TEXT SEGMENT:
Lack of Oxygenated Blood

Often overlooked is the role of an athlete’s cardiorespiratory fitness level, which in conjunction with foundational qualities as strength, enable the enhancement and display of athleticism. Intense activities conducted near one’s VO2Max, or maximal aerobic capacity, require a proportional cardiac output to supply those working muscles with oxygenated blood. If oxygenated blood cannot be supplied quickly enough to working muscles, fatigue and reduced force output will result. Also, a robust cardiorespiratory fitness level will permit a quicker recovery between high intensity outputs.

Strategies can be instituted throughout the year to ensure that activity specific endurance is established and maintained. 

·  During the early stages of offseason training, work capacity should be built through general physical preparedness activities, which include resistance training

·  Progressive overload should be utilized with regards to building volume each workout and each training week via sets, reps, and density progression

·  Cardiorespiratory fitness training should never be neglected, regardless of the sport, event, or level of competition the athlete participates in

·  As the competitive season nears, the physiological work performed should begin to resemble the demands of competition (i.e. work to rest ratios should begin to approach the intervals and tempo at which the game is played at)

·  Exercises which require immense technical proficiency such as Olympic lifts should not be used for conditioning

·  Plyometric exercises, which incur great neural demands and orthopedic stresses should not be performed to fatigue

·  Physical activity, namely cardiorespiratory fitness training, should be performed with fluctuating intensities and durations throughout the offseason

·  The demands of the sport should dictate the proportion of strength training and cardiorespiratory fitness training performed during the year

·  Be sure to fuel yourself properly prior to, during, and following practice, training, and competition

·  Remember, specificity reigns supreme – you get what you train for or don’t train for. If you’re ignoring conditioning, you can expect to be out of shape when your season begins or on your competition.

LIST OF TASKS:
1) Please duplicate the part of the conditioning passage that begins at the words "Lack of Oxygenated" and stops after the words "established and maintained.".
2) Answer these from the conditioning passage:
(a) What does the passage give as another name for VO2Max?
(b) Which exercises does it say should not be used for conditioning?
(c) Through what three means does it say volume should be built?
The rows come from a separate source.

DATA EXCERPTS:
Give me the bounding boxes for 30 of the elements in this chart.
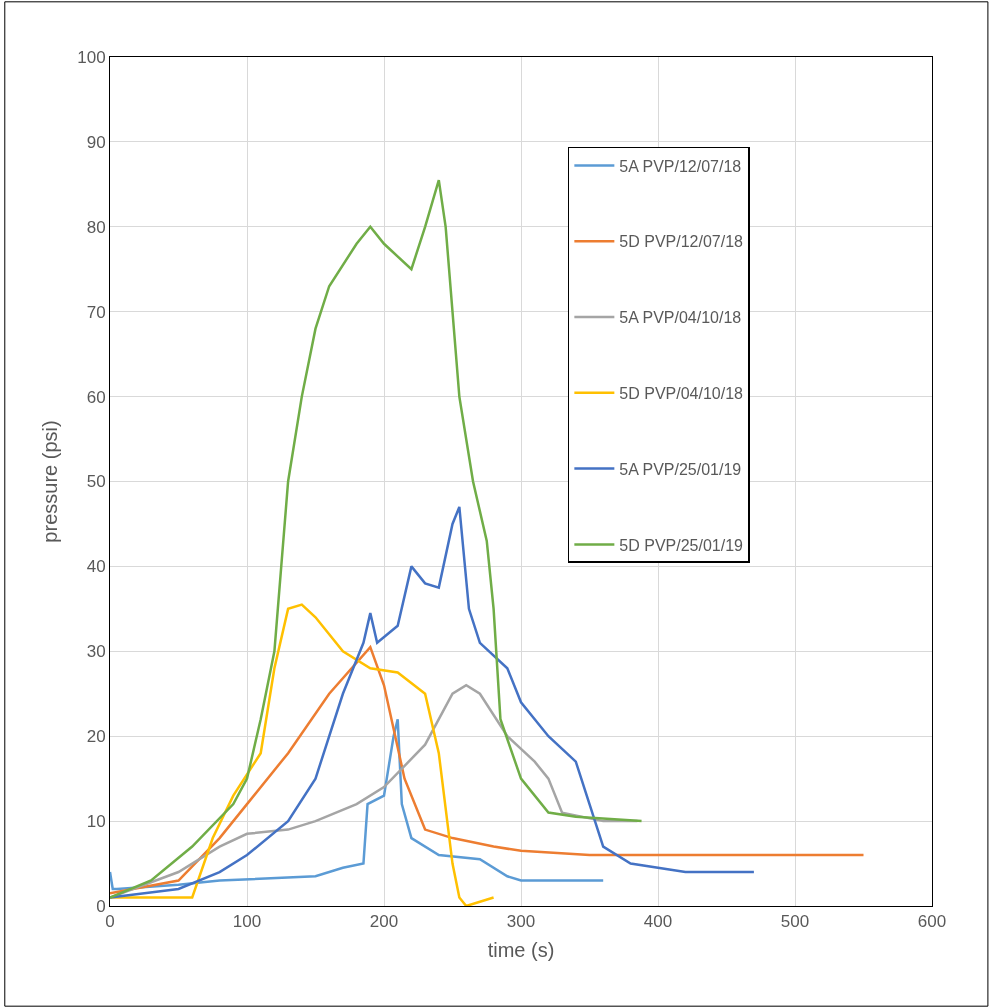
y-tick-label: 30 (86, 642, 106, 662)
line-series (110, 645, 865, 895)
line-series (110, 717, 605, 891)
line-series (110, 603, 495, 906)
line-series (110, 178, 643, 899)
x-tick-label: 500 (780, 912, 810, 932)
y-axis-title: pressure (psi) (38, 420, 61, 543)
x-tick-label: 400 (643, 912, 673, 932)
x-tick-label: 200 (369, 912, 399, 932)
y-tick-label: 90 (86, 132, 106, 152)
x-axis-title: time (s) (487, 938, 555, 961)
x-tick-label: 100 (232, 912, 262, 932)
legend-label: 5A PVP/12/07/18 (619, 157, 742, 175)
x-tick-label: 600 (917, 912, 947, 932)
legend-label: 5D PVP/04/10/18 (619, 385, 744, 403)
legend-label: 5A PVP/04/10/18 (619, 309, 742, 327)
y-tick-label: 10 (86, 812, 106, 832)
y-tick-label: 0 (96, 896, 106, 916)
x-tick-label: 300 (506, 912, 536, 932)
y-tick-label: 60 (86, 387, 106, 407)
legend-label: 5D PVP/25/01/19 (619, 536, 744, 554)
y-tick-label: 100 (77, 47, 106, 67)
y-tick-label: 40 (86, 557, 106, 577)
line-series (110, 505, 756, 899)
legend-label: 5D PVP/12/07/18 (619, 233, 744, 251)
y-tick-label: 80 (86, 217, 106, 237)
legend-label: 5A PVP/25/01/19 (619, 460, 742, 478)
y-tick-label: 20 (86, 727, 106, 747)
y-tick-label: 70 (86, 302, 106, 322)
y-tick-label: 50 (86, 472, 106, 492)
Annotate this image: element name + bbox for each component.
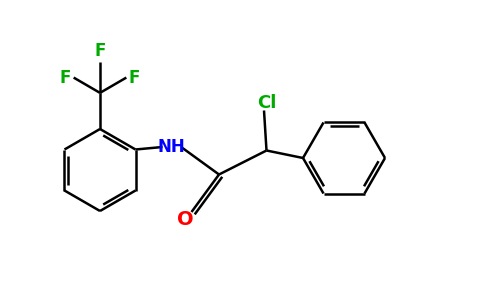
Text: F: F bbox=[94, 42, 106, 60]
Text: NH: NH bbox=[158, 138, 185, 156]
Text: Cl: Cl bbox=[257, 94, 276, 112]
Text: O: O bbox=[177, 210, 194, 229]
Text: F: F bbox=[60, 69, 71, 87]
Text: F: F bbox=[129, 69, 140, 87]
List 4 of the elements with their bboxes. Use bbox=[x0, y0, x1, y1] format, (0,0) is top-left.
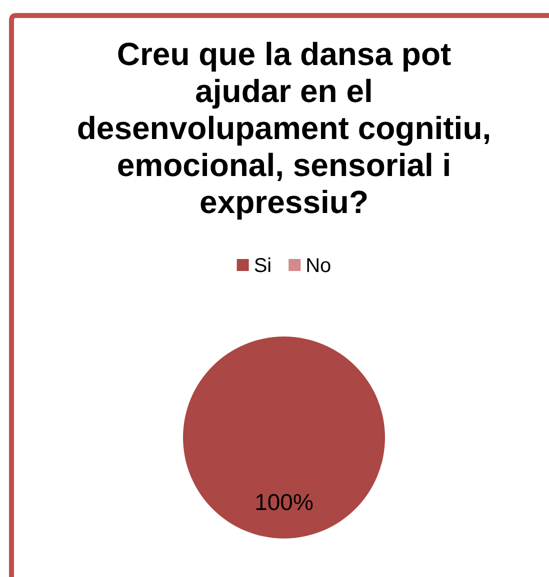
legend-label: No bbox=[306, 255, 332, 277]
chart-title: Creu que la dansa pot ajudar en el desenvolupament cognitiu, emocional, sensorial i expressiu? bbox=[76, 36, 492, 220]
data-label: 100% bbox=[254, 489, 314, 516]
legend-label: Si bbox=[254, 255, 272, 277]
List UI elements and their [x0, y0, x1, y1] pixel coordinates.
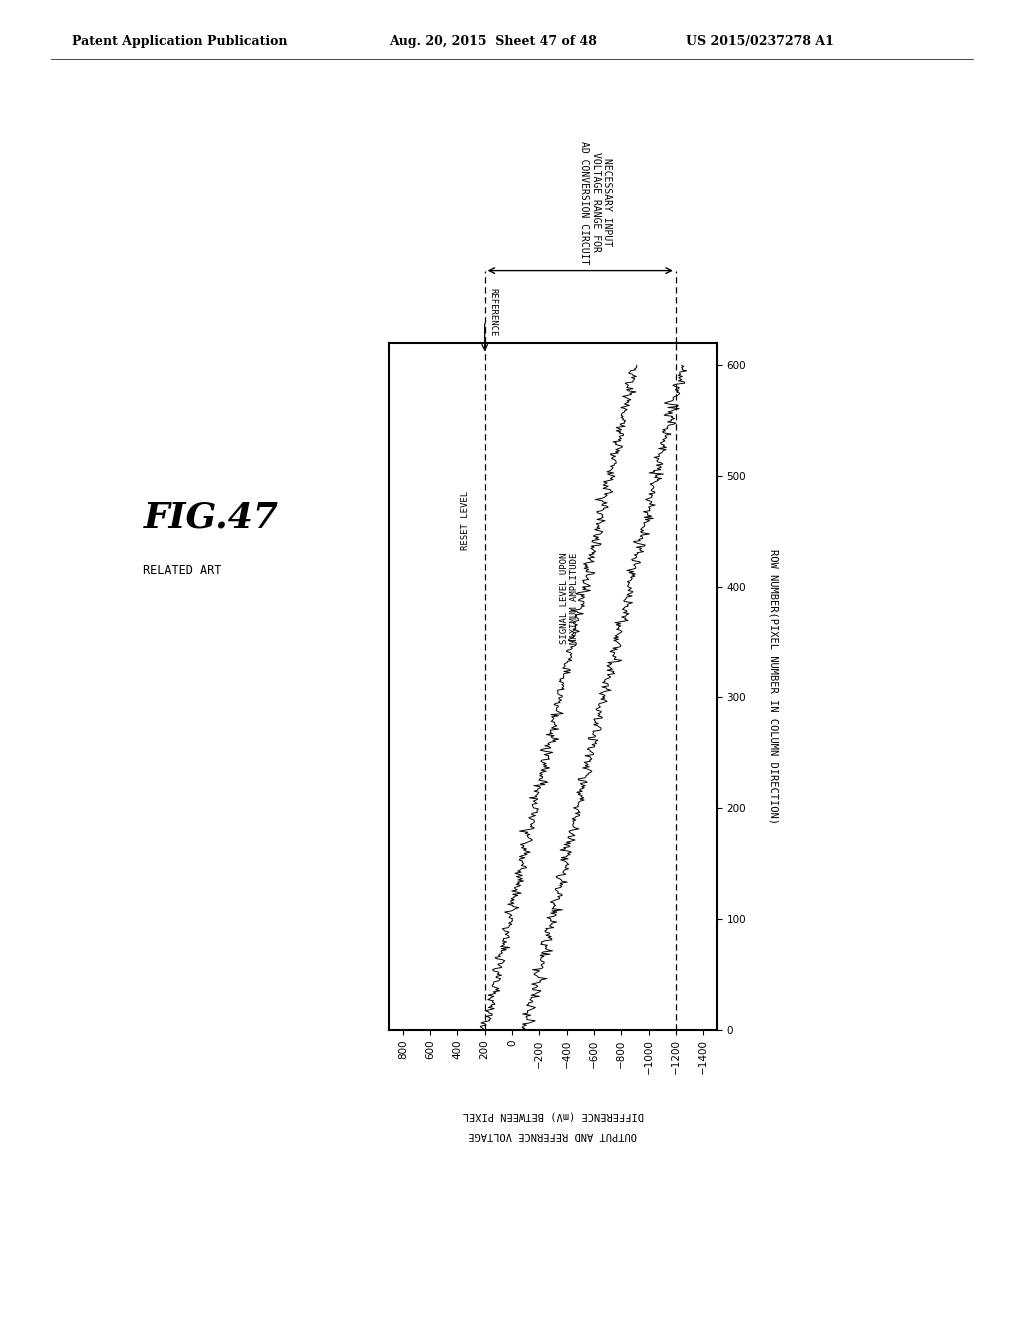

OUTPUTS:
1)
Lack of Oxygenated Blood

Often overlooked is the role of an athlete’s cardiorespiratory fitness level, which in conjunction with foundational qualities as strength, enable the enhancement and display of athleticism. Intense activities conducted near one’s VO2Max, or maximal aerobic capacity, require a proportional cardiac output to supply those working muscles with oxygenated blood. If oxygenated blood cannot be supplied quickly enough to working muscles, fatigue and reduced force output will result. Also, a robust cardiorespiratory fitness level will permit a quicker recovery between high intensity outputs.

Strategies can be instituted throughout the year to ensure that activity specific endurance is established and maintained.

2)
(a) Maximal aerobic capacity.
(b) Exercises that require immense technical proficiency, such as Olympic lifts.
(c) Sets, reps, and density progression.